O QUE FAZER –
1. No texto sobre animais peçonhentos, troque "escorpião" por "lacrau" e reescreva o trecho entre "O crescimento dos" e "melhora dos sintomas.", inclusive.
2. Dê continuidade ao texto sobre animais peçonhentos a partir do ponto em que ele termina.

TRECHO DO DOCUMENTO –
O número de acidentes envolvendo animais peçonhentos no Cariri cresceu de forma significativa em 2025 e acende um alerta para a população da região. Dados da Secretaria da Saúde do Ceará (Sesa) apontam que foram registradas 3.667 ocorrências no ano passado, contra 2.825 em 2024 – um aumento de 29,8%. Somente no Hospital Regional do Cariri (HRC), referência para esse tipo de atendimento, as notificações saltaram de 96 para 149 no mesmo período.
O crescimento dos registros ajuda a explicar histórias como a do aposentado Pedro Marcelino, de 70 anos. Ele foi surpreendido por um escorpião dentro da própria casa, enquanto preparava o café da manhã. “Na hora que eu pisei no tapete da cozinha, o escorpião estava lá em cima e me ‘ferroou’. Depois ficou doendo e dormente, uma dor constante subindo pela perna”, relatou. Incentivado pela esposa, Pedro procurou o HRC, onde recebeu atendimento médico e permaneceu em observação até a melhora dos sintomas.

DADOS PARA ANÁLISE –

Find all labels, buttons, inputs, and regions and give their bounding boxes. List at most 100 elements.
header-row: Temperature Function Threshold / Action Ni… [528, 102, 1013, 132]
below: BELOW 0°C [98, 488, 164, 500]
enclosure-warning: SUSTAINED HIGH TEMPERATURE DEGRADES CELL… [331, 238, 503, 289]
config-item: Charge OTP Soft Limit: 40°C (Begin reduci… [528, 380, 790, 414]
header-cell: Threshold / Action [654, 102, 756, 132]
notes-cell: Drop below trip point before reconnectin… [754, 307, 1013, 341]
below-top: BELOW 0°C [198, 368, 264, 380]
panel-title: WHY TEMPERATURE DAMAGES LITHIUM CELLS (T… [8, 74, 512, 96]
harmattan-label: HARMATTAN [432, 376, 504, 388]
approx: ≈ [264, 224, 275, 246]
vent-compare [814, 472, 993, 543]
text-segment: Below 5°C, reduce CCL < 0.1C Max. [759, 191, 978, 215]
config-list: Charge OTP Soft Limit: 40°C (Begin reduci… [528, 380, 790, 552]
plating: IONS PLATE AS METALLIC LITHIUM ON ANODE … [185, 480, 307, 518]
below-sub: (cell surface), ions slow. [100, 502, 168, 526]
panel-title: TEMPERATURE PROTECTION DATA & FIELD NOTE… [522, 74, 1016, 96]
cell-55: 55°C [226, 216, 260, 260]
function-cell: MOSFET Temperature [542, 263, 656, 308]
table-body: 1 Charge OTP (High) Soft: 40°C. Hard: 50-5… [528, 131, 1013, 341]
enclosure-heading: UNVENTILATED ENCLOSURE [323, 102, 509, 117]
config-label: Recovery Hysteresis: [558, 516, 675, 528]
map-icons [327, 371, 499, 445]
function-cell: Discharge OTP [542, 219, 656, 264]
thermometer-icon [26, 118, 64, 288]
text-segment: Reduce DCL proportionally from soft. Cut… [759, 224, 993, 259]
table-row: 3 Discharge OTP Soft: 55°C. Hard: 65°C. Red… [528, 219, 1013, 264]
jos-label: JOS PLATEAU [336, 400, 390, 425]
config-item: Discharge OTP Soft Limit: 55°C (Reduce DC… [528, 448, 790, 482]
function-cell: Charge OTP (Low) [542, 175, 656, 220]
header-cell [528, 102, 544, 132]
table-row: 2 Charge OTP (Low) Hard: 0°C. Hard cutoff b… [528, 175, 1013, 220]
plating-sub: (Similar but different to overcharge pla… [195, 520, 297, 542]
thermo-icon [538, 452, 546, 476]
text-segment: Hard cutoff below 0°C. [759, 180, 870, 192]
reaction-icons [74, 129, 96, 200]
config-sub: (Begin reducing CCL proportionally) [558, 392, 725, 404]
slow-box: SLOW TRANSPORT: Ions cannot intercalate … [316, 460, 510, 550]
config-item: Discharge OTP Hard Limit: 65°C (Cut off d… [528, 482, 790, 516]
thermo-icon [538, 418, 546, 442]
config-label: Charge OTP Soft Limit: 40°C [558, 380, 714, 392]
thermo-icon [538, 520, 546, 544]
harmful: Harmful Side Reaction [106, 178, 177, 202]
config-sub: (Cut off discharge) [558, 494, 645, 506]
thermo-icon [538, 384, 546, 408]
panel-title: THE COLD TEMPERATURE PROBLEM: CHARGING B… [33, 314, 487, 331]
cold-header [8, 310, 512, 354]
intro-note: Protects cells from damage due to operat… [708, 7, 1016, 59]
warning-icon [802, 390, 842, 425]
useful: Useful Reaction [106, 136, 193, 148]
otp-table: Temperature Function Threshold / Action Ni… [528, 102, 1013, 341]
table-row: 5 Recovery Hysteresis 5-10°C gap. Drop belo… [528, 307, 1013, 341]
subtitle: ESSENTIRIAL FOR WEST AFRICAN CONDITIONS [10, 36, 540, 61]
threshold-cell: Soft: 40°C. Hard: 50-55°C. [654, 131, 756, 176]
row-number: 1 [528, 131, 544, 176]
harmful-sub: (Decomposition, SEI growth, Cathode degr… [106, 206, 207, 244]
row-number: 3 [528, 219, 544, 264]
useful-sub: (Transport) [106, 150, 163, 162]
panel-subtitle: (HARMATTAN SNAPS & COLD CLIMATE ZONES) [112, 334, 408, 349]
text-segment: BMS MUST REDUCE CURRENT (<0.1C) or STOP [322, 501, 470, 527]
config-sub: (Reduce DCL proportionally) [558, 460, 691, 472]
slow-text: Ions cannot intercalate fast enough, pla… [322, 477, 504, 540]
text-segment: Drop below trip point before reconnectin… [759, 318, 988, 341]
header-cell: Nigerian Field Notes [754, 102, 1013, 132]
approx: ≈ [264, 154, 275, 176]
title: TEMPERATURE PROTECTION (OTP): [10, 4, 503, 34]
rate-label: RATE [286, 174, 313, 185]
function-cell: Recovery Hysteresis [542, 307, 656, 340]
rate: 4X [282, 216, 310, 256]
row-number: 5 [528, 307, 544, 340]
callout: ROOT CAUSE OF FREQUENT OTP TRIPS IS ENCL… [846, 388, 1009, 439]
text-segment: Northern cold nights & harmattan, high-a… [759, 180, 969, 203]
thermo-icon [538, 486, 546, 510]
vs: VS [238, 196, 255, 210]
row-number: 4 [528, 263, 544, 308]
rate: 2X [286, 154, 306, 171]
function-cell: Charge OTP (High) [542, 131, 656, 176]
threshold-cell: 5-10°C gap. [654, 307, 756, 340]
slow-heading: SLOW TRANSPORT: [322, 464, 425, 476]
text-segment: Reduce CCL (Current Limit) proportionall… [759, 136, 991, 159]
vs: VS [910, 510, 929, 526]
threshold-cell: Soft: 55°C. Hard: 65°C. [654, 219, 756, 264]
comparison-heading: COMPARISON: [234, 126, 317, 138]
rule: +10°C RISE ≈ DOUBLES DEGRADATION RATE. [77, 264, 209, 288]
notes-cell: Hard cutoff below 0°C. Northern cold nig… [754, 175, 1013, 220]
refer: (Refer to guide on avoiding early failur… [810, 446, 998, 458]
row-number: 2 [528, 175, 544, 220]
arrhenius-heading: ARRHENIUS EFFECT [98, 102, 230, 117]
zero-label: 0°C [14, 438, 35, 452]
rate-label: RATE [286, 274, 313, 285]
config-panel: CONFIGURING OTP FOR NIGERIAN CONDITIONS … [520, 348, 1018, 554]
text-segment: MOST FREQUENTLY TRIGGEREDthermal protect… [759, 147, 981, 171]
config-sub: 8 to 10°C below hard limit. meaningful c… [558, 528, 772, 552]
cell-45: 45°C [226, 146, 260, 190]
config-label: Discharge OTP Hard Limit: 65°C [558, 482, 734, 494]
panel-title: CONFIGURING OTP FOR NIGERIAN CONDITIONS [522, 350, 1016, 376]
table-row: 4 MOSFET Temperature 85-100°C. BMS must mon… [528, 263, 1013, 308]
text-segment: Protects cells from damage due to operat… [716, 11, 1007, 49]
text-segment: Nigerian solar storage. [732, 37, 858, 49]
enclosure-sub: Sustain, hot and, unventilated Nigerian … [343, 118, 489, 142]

RESPOSTAS DAS TAREFAS –
1.
O crescimento dos registros ajuda a explicar histórias como a do aposentado Pedro Marcelino, de 70 anos. Ele foi surpreendido por um lacrau dentro da própria casa, enquanto preparava o café da manhã. “Na hora que eu pisei no tapete da cozinha, o lacrau estava lá em cima e me ‘ferroou’. Depois ficou doendo e dormente, uma dor constante subindo pela perna”, relatou. Incentivado pela esposa, Pedro procurou o HRC, onde recebeu atendimento médico e permaneceu em observação até a melhora dos sintomas.

2.
Os acidentes com animais peçonhentos, como escorpiões, cobras e aranhas, são considerados emergência médica, mesmo quando os sinais iniciais parecem leves.
“Dor intensa que se espalha rapidamente, inchaço progressivo, vômitos, tontura, suor excessivo, visão embaçada, dificuldade para respirar, sonolência ou confusão mental são sinais de alerta. Esses quadros indicam ação sistêmica do veneno e exigem atendimento imediato”, explica a médica emergencista do HRC, Morgana Tavares.
Crescimento no Ceará
Em todo o Estado, o cenário também é de aumento. Entre 2024 e 2025, o Ceará registrou 26.660 acidentes por animais peçonhentos – 12.061 em 2024 e 14.599 em 2025. Desse total, os acidentes com escorpiões representam 60,8% das notificações.
Segundo a coordenadora de Vigilância Epidemiológica e Prevenção em Saúde da Sesa, Ana Cabral, o avanço nos números não deve ser interpretado apenas como maior presença desses animais. “Esse crescimento também reflete o fortalecimento da rede de vigilância e o planejamento para a distribuição de imunobiológicos no Estado”, avalia.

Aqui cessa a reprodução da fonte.